:: ENTRIES PROVIDED ::
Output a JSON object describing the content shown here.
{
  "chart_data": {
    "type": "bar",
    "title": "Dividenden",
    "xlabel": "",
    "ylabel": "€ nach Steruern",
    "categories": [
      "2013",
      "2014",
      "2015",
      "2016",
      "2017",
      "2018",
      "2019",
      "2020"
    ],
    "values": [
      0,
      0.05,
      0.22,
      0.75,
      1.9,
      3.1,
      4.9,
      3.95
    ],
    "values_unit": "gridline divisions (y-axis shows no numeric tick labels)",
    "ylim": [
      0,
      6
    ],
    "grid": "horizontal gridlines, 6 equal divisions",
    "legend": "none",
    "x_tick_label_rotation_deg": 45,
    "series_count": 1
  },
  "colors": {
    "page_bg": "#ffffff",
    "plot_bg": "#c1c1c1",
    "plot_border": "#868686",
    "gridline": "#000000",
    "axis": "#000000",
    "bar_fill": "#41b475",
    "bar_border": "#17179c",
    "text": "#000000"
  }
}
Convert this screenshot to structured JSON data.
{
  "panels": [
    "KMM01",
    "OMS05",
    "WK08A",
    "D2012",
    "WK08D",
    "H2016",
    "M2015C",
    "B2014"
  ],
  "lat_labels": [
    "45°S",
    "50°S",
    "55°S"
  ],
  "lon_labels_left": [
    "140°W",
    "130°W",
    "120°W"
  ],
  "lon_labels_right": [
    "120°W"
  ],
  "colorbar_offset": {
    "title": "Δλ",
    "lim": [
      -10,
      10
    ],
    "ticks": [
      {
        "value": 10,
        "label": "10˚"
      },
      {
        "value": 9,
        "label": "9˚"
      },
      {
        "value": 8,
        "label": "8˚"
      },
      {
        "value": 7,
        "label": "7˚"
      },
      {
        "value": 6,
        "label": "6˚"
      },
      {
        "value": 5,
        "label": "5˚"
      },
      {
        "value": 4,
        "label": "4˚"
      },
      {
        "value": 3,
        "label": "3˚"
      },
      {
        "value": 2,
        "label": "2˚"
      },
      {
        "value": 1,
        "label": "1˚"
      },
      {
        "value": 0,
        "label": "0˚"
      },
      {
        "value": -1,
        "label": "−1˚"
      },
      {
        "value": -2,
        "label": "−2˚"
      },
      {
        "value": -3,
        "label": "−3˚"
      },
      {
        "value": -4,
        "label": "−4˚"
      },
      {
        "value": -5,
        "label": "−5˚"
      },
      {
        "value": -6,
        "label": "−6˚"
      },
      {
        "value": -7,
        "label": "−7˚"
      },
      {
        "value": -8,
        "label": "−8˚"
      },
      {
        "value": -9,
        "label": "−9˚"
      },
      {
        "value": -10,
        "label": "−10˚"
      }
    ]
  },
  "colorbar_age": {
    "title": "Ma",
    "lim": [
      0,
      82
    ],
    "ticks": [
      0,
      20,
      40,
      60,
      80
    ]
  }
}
:::
JOB: Filter the records for lines holding the string "divisions". Copy each one.

SOLUTION FOR THIS TASK:
    "values_unit": "gridline divisions (y-axis shows no numeric tick labels)",
    "grid": "horizontal gridlines, 6 equal divisions",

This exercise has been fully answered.